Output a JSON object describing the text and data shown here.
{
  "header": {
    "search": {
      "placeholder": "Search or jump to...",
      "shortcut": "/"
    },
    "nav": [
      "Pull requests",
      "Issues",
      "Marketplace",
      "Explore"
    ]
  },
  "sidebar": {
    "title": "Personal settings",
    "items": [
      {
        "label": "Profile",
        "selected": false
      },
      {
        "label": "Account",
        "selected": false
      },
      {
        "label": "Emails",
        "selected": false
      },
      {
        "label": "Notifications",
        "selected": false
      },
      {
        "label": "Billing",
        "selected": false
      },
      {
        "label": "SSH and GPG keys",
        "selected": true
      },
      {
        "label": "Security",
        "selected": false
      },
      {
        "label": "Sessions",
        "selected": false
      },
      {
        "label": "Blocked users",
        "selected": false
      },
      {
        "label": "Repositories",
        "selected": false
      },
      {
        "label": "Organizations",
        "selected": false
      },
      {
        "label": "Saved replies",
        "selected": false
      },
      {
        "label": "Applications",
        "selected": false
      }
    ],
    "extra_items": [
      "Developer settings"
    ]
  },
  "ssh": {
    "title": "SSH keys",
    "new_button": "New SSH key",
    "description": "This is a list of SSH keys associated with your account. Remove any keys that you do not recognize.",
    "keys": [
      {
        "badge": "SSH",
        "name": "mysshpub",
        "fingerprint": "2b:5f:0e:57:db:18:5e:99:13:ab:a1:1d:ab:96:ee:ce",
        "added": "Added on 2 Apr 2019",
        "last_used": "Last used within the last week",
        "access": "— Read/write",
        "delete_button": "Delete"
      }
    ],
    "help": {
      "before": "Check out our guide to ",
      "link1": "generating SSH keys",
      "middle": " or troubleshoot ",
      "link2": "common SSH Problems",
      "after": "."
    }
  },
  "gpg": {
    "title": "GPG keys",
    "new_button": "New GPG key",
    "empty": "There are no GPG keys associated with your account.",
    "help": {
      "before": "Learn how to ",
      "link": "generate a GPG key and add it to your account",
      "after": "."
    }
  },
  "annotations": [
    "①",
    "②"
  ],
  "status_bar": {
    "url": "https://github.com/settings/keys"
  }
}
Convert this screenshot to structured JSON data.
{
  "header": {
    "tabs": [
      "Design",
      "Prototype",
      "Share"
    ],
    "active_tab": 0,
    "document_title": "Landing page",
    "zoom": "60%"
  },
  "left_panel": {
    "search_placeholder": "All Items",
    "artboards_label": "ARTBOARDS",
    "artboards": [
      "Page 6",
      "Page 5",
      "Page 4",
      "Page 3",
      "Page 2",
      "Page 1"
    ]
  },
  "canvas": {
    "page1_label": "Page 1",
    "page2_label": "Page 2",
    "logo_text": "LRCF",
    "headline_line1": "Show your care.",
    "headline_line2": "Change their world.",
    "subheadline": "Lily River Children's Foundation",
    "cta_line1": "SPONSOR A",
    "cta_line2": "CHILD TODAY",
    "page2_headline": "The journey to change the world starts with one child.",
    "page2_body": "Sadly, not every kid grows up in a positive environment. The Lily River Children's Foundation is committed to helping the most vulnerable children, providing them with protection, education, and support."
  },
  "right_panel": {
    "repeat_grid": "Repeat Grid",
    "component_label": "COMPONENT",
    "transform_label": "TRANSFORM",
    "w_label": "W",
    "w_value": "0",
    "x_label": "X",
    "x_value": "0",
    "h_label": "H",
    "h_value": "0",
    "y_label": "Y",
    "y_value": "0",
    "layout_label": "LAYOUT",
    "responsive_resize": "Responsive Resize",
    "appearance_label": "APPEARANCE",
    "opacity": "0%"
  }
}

--------------------------------

Task details -> Output the line holding "Convert this screenshot", then every later line through the end of the records above, exactly as given and nothing else.

Exercise solution ->
Convert this screenshot to structured JSON data.
{
  "header": {
    "tabs": [
      "Design",
      "Prototype",
      "Share"
    ],
    "active_tab": 0,
    "document_title": "Landing page",
    "zoom": "60%"
  },
  "left_panel": {
    "search_placeholder": "All Items",
    "artboards_label": "ARTBOARDS",
    "artboards": [
      "Page 6",
      "Page 5",
      "Page 4",
      "Page 3",
      "Page 2",
      "Page 1"
    ]
  },
  "canvas": {
    "page1_label": "Page 1",
    "page2_label": "Page 2",
    "logo_text": "LRCF",
    "headline_line1": "Show your care.",
    "headline_line2": "Change their world.",
    "subheadline": "Lily River Children's Foundation",
    "cta_line1": "SPONSOR A",
    "cta_line2": "CHILD TODAY",
    "page2_headline": "The journey to change the world starts with one child.",
    "page2_body": "Sadly, not every kid grows up in a positive environment. The Lily River Children's Foundation is committed to helping the most vulnerable children, providing them with protection, education, and support."
  },
  "right_panel": {
    "repeat_grid": "Repeat Grid",
    "component_label": "COMPONENT",
    "transform_label": "TRANSFORM",
    "w_label": "W",
    "w_value": "0",
    "x_label": "X",
    "x_value": "0",
    "h_label": "H",
    "h_value": "0",
    "y_label": "Y",
    "y_value": "0",
    "layout_label": "LAYOUT",
    "responsive_resize": "Responsive Resize",
    "appearance_label": "APPEARANCE",
    "opacity": "0%"
  }
}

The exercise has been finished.